To do: Find each line with the word "name" and copy it.

Data records:
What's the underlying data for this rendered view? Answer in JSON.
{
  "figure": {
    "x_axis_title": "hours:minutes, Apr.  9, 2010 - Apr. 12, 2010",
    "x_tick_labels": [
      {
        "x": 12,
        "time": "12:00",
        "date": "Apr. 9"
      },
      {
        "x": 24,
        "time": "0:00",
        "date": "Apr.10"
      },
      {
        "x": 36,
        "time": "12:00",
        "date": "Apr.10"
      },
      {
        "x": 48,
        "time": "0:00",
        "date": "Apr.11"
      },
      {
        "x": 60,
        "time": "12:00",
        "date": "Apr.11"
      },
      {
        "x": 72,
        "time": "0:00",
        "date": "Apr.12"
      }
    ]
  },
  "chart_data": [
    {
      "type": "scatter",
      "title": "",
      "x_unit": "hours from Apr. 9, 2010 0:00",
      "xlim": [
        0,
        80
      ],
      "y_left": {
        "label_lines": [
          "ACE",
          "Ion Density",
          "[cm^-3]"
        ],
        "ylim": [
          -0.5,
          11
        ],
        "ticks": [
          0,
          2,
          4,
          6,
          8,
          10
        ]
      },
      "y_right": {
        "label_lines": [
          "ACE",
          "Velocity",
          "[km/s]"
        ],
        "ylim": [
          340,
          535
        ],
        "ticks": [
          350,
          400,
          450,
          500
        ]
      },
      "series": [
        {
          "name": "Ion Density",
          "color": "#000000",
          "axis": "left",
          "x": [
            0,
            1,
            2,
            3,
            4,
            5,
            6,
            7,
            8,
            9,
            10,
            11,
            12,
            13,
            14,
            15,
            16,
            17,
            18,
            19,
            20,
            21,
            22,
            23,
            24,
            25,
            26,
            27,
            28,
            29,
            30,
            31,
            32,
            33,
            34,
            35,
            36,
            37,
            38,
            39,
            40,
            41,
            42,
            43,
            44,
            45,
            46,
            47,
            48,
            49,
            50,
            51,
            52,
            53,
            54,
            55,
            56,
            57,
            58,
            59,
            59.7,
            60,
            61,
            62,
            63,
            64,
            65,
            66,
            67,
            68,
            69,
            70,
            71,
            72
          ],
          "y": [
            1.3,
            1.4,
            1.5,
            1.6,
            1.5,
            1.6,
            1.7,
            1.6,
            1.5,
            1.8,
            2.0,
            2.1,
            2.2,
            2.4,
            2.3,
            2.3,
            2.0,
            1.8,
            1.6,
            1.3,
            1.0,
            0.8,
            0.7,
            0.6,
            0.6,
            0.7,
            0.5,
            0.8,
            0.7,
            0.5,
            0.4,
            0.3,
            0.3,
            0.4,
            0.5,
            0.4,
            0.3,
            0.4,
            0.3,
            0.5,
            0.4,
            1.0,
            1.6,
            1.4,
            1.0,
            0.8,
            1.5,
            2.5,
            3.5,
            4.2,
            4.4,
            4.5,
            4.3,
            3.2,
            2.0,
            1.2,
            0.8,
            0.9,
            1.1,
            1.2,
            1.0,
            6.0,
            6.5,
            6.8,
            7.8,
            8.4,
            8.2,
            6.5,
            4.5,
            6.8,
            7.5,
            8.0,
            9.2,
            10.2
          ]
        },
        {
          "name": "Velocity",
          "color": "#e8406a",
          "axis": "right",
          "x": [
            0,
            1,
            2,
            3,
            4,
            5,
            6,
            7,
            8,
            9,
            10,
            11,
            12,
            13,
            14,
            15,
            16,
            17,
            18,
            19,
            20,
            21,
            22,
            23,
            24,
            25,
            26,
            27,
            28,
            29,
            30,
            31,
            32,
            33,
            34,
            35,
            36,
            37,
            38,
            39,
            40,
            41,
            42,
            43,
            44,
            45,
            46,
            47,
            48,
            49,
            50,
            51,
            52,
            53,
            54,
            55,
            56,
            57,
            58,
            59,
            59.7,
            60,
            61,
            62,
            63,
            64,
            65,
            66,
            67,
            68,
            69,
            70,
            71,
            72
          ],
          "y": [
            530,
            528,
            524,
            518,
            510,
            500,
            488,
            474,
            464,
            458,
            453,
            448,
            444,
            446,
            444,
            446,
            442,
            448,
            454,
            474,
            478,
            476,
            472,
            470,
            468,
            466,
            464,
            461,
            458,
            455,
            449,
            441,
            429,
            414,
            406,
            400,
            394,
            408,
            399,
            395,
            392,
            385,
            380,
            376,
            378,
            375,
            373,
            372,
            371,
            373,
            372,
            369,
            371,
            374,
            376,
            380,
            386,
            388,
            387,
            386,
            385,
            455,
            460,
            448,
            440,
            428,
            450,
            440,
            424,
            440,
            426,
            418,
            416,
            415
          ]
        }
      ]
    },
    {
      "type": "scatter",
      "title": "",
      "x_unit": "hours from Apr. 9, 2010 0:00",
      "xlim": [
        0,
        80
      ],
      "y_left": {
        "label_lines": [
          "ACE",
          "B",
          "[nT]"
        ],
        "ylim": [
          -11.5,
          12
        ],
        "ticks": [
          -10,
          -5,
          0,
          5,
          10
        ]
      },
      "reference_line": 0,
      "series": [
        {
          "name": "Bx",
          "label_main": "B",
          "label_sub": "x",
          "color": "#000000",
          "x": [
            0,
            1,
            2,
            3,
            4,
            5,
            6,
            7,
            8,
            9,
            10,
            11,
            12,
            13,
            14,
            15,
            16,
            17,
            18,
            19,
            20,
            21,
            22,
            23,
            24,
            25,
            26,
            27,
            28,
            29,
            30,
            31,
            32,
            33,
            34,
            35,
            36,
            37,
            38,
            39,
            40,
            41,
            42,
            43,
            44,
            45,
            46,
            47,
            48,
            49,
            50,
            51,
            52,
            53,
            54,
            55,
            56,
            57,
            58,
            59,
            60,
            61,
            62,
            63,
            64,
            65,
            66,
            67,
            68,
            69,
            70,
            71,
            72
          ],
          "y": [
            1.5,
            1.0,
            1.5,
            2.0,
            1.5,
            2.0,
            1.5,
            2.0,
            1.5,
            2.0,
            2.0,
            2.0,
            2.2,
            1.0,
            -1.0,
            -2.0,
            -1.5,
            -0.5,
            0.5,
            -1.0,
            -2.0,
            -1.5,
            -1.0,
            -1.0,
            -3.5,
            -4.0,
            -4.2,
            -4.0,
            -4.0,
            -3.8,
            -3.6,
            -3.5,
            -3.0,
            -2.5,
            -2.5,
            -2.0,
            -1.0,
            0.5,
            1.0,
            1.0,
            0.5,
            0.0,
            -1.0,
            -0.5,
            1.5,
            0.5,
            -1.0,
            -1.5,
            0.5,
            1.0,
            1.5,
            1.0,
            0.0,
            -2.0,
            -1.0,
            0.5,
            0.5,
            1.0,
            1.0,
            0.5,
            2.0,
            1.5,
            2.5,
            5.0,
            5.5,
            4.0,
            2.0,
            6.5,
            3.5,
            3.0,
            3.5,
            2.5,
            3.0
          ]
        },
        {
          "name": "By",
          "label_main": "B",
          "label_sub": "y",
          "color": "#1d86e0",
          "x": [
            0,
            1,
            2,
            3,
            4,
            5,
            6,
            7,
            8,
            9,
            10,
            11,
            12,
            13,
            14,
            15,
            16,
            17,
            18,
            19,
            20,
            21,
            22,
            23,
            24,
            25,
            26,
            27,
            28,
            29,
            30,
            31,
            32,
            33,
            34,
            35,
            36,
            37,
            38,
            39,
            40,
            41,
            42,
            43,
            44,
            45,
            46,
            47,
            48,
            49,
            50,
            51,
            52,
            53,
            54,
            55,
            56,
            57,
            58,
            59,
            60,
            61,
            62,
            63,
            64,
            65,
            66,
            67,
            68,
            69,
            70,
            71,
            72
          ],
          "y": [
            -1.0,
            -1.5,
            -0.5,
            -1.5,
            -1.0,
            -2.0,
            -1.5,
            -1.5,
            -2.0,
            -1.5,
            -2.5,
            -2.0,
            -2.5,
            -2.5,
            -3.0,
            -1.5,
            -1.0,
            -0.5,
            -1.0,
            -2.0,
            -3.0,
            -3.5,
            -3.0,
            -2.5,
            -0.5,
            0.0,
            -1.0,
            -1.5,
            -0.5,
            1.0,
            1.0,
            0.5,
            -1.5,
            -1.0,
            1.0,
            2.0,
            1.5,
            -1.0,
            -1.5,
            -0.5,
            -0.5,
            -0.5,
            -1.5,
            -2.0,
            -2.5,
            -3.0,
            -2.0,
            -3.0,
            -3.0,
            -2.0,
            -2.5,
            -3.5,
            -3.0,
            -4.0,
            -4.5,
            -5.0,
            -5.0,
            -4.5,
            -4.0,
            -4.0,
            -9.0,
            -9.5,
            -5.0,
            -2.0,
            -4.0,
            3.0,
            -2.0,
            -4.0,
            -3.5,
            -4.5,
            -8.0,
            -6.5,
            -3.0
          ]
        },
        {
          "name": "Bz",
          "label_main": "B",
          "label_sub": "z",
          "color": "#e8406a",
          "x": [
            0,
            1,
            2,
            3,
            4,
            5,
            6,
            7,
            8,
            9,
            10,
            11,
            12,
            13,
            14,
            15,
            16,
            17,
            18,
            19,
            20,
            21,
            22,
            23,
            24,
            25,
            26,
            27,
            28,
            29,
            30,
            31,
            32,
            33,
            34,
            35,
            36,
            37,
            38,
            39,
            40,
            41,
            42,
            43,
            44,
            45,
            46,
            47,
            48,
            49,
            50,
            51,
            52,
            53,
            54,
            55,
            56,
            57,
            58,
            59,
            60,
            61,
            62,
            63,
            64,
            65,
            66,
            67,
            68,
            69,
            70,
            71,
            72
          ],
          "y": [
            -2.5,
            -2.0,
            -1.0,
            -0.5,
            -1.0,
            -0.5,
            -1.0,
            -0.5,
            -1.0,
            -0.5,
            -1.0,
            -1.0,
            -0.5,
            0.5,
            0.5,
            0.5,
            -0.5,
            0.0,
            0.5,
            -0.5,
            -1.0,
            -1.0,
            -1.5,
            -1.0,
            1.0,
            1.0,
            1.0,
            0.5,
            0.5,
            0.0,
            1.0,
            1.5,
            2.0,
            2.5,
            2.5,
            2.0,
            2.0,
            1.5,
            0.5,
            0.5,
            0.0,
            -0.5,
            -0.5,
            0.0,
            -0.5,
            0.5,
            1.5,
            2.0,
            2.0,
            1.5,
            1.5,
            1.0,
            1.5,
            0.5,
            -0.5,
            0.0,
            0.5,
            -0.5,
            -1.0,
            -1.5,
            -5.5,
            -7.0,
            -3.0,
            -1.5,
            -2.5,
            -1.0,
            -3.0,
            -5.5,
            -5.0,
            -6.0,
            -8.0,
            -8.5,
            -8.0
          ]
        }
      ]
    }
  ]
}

Reply:
          "name": "Ion Density",
          "name": "Velocity",
          "name": "Bx",
          "name": "By",
          "name": "Bz",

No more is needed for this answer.